# GIVEN DATA start

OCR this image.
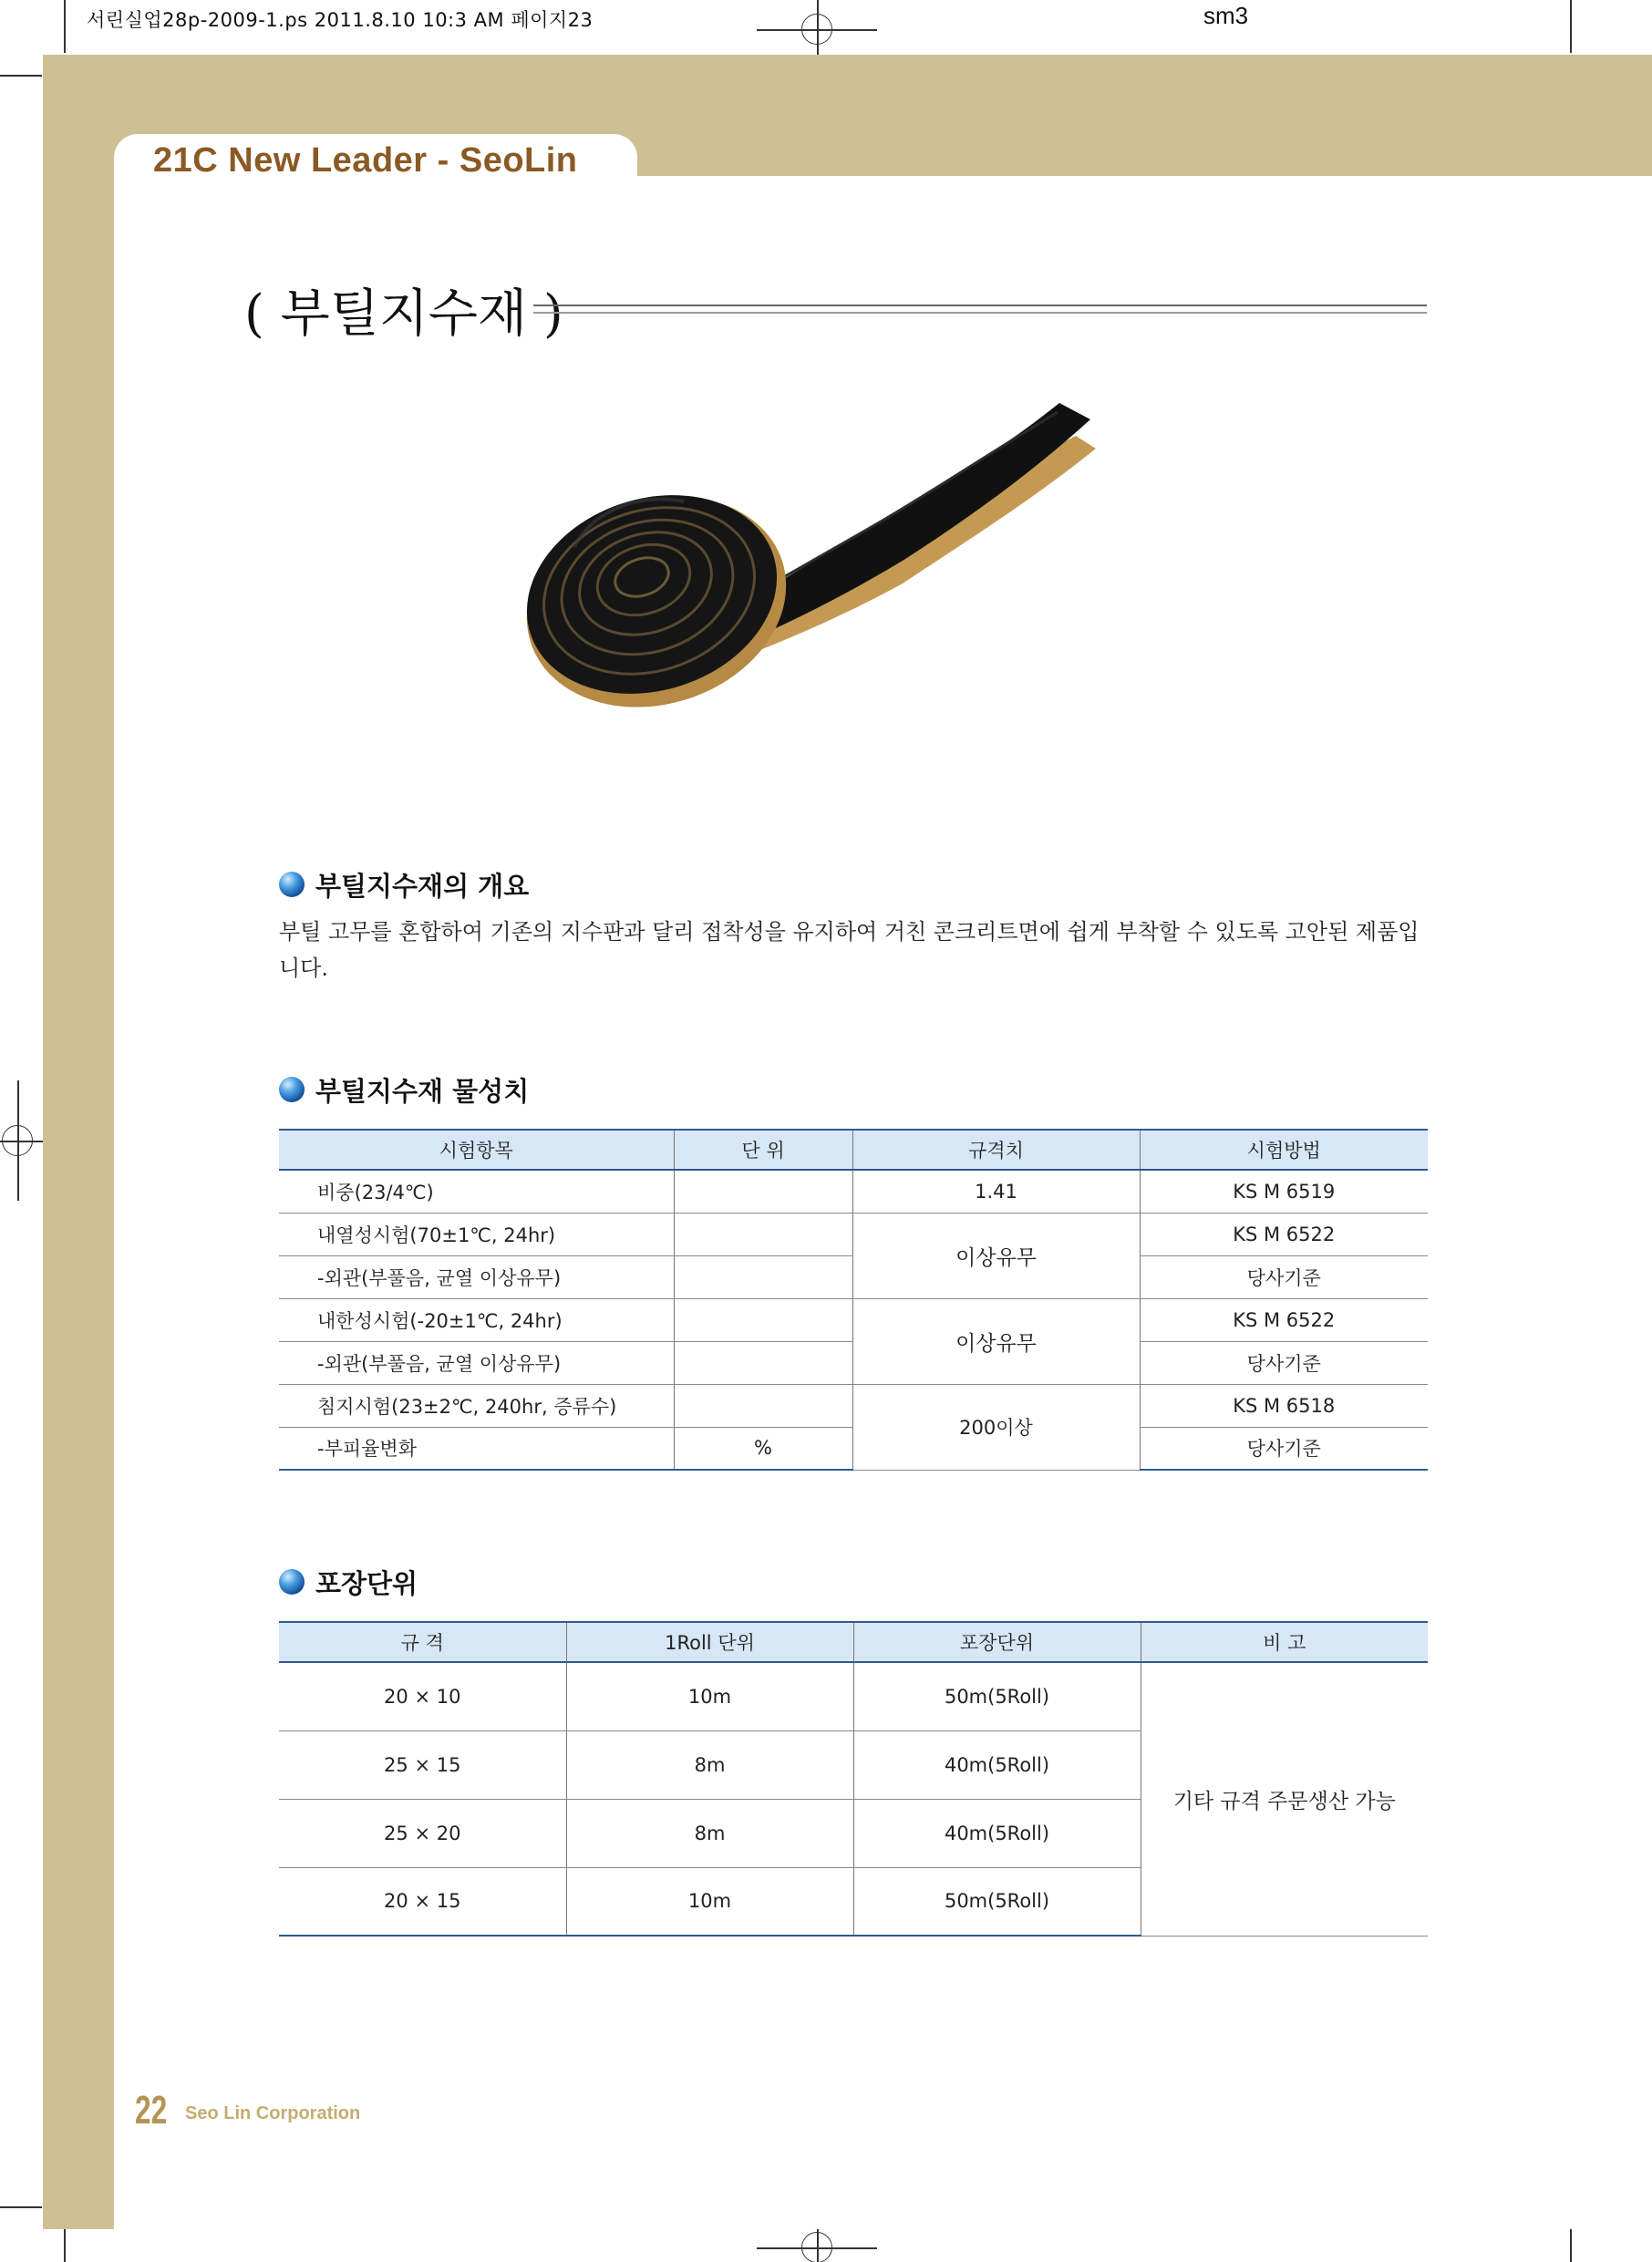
서린실업28p-2009-1.ps 2011.8.10 10:3 AM 페이지23	sm3
21C New Leader - SeoLin
( 부틸지수재 )
부틸지수재의 개요
부틸 고무를 혼합하여 기존의 지수판과 달리 접착성을 유지하여 거친 콘크리트면에 쉽게 부착할 수 있도록 고안된 제품입니다.
부틸지수재 물성치
시험항목	단 위	규격치	시험방법
비중(23/4℃)		1.41	KS M 6519
내열성시험(70±1℃, 24hr)		이상유무	KS M 6522
-외관(부풀음, 균열 이상유무)			당사기준
내한성시험(-20±1℃, 24hr)		이상유무	KS M 6522
-외관(부풀음, 균열 이상유무)			당사기준
침지시험(23±2℃, 240hr, 증류수)		200이상	KS M 6518
-부피율변화	%		당사기준
포장단위
규 격	1Roll 단위	포장단위	비 고
20 × 10	10m	50m(5Roll)	기타 규격 주문생산 가능
25 × 15	8m	40m(5Roll)	
25 × 20	8m	40m(5Roll)	
20 × 15	10m	50m(5Roll)	
22 Seo Lin Corporation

# GIVEN DATA end

#### [REQUIRED TASK]
Repeat the records above exactly, leaving out any pictures they contain.

#### [WRITTEN ANSWER]
OCR this image.
서린실업28p-2009-1.ps 2011.8.10 10:3 AM 페이지23	sm3
21C New Leader - SeoLin
( 부틸지수재 )
부틸지수재의 개요
부틸 고무를 혼합하여 기존의 지수판과 달리 접착성을 유지하여 거친 콘크리트면에 쉽게 부착할 수 있도록 고안된 제품입니다.
부틸지수재 물성치
시험항목	단 위	규격치	시험방법
비중(23/4℃)		1.41	KS M 6519
내열성시험(70±1℃, 24hr)		이상유무	KS M 6522
-외관(부풀음, 균열 이상유무)			당사기준
내한성시험(-20±1℃, 24hr)		이상유무	KS M 6522
-외관(부풀음, 균열 이상유무)			당사기준
침지시험(23±2℃, 240hr, 증류수)		200이상	KS M 6518
-부피율변화	%		당사기준
포장단위
규 격	1Roll 단위	포장단위	비 고
20 × 10	10m	50m(5Roll)	기타 규격 주문생산 가능
25 × 15	8m	40m(5Roll)	
25 × 20	8m	40m(5Roll)	
20 × 15	10m	50m(5Roll)	
22 Seo Lin Corporation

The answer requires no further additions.